Only lines holding the word "title" should be copied from the material.
======== Records for this exercise ========
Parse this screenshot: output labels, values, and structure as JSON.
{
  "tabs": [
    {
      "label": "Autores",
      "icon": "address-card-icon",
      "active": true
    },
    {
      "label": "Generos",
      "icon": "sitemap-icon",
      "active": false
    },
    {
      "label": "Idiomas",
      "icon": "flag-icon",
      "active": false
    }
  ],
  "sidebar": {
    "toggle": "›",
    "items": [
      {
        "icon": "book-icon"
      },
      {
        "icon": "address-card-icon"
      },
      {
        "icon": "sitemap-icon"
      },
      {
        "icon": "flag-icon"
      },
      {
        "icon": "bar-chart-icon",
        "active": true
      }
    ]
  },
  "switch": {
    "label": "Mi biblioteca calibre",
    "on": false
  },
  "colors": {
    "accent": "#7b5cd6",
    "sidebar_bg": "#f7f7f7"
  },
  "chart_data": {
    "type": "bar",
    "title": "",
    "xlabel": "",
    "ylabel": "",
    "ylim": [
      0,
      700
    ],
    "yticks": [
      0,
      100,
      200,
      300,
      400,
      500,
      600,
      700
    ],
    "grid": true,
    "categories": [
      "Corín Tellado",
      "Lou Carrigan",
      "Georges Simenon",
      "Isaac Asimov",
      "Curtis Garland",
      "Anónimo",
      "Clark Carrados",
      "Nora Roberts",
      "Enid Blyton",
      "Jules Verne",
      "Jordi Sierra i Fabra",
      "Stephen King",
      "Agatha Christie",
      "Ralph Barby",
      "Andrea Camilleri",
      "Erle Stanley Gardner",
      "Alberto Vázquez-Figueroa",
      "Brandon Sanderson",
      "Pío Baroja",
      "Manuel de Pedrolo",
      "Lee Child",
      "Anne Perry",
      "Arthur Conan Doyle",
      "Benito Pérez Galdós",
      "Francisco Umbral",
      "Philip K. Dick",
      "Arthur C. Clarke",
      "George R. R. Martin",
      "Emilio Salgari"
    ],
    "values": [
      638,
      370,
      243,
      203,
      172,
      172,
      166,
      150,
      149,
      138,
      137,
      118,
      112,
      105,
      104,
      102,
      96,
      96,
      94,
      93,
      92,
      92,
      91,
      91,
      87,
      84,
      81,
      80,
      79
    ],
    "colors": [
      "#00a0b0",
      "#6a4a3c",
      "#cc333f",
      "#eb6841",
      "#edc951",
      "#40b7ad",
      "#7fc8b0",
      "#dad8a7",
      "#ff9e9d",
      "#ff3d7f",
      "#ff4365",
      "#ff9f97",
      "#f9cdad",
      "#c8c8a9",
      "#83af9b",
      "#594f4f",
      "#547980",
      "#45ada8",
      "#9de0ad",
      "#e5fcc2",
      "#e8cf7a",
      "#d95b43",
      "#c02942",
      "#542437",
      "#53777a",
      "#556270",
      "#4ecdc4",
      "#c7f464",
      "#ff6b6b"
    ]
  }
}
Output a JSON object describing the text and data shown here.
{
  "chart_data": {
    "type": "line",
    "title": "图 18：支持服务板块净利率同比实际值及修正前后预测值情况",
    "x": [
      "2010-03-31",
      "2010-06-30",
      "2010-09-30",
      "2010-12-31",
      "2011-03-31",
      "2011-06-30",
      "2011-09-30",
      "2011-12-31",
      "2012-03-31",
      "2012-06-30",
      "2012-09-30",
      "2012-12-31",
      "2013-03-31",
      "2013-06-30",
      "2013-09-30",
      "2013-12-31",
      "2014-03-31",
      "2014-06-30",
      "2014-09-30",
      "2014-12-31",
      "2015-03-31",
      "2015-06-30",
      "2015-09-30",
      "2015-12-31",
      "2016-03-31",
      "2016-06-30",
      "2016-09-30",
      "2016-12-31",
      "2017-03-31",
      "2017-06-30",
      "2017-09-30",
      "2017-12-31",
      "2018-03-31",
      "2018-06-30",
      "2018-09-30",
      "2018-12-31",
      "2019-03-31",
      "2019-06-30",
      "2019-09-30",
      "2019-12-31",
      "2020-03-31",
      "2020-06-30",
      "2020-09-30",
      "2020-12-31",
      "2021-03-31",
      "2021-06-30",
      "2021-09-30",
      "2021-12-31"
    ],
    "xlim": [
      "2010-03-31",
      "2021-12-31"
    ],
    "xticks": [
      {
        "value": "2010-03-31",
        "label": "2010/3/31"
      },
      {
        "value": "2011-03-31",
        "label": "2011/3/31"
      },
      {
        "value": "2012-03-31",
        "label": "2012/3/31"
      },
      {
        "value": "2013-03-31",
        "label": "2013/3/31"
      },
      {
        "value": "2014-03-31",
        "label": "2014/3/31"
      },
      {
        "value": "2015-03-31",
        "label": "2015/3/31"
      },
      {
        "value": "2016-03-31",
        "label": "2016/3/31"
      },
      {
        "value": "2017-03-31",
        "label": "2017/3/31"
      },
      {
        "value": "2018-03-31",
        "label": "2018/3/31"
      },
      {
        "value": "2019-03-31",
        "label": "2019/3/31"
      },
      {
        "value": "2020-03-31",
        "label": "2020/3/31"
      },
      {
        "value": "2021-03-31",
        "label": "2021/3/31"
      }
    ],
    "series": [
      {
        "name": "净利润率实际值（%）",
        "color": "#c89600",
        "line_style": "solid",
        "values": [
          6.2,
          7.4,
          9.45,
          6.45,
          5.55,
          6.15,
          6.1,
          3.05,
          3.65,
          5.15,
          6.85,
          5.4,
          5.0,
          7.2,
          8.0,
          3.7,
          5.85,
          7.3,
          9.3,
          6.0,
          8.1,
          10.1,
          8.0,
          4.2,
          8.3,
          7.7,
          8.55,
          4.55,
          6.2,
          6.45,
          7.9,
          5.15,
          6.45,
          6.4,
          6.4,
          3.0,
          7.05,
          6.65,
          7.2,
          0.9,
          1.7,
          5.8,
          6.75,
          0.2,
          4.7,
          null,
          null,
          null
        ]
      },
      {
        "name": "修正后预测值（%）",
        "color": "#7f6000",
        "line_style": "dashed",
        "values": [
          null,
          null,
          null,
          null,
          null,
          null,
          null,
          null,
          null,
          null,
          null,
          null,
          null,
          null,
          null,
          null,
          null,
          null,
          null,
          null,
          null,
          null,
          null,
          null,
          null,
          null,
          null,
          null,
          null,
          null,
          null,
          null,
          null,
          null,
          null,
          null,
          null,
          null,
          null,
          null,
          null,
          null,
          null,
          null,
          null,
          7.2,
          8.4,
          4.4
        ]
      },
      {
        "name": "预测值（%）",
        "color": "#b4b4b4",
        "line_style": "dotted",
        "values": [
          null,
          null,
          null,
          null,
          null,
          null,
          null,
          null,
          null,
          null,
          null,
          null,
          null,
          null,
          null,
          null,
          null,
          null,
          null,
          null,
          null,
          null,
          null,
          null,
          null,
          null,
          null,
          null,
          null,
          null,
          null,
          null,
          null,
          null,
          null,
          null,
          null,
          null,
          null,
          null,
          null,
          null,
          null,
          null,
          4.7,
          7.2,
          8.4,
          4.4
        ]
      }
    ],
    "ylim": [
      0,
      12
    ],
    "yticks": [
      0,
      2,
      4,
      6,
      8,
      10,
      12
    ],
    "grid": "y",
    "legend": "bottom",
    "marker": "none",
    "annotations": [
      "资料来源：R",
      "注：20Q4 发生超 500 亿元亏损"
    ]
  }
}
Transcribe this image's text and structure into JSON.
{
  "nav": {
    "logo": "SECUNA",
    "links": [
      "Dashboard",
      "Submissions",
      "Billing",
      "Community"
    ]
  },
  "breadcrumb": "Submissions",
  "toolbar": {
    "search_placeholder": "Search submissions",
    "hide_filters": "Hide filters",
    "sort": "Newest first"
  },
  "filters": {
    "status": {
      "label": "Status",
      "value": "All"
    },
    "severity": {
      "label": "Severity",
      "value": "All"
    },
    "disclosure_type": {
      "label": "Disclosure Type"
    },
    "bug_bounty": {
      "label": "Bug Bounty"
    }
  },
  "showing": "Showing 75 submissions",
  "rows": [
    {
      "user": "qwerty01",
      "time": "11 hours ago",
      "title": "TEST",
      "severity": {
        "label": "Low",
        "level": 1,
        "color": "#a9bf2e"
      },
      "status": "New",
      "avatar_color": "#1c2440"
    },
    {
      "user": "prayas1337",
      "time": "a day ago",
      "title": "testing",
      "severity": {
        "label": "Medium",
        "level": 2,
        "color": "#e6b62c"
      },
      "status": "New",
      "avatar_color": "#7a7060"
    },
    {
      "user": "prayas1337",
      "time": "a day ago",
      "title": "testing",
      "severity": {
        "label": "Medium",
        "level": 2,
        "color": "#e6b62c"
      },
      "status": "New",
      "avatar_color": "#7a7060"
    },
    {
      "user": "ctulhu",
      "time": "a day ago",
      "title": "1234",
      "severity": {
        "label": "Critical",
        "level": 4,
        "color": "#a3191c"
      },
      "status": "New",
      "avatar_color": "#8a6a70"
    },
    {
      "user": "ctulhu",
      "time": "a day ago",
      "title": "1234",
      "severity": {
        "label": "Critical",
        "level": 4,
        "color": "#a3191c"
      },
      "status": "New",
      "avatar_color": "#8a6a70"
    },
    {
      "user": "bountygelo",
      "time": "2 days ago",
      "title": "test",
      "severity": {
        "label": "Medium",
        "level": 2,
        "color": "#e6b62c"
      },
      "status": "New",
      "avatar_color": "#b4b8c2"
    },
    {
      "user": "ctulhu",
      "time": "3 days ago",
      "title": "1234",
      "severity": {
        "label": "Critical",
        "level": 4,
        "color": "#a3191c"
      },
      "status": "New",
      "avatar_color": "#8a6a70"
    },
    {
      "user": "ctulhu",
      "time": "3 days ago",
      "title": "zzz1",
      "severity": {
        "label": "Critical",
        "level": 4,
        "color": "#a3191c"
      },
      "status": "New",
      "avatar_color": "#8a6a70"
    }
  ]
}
========
Reply to the exercise:
    "title": "",
    "title": "图 18：支持服务板块净利率同比实际值及修正前后预测值情况",
      "title": "TEST",
      "title": "testing",
      "title": "testing",
      "title": "1234",
      "title": "1234",
      "title": "test",
      "title": "1234",
      "title": "zzz1",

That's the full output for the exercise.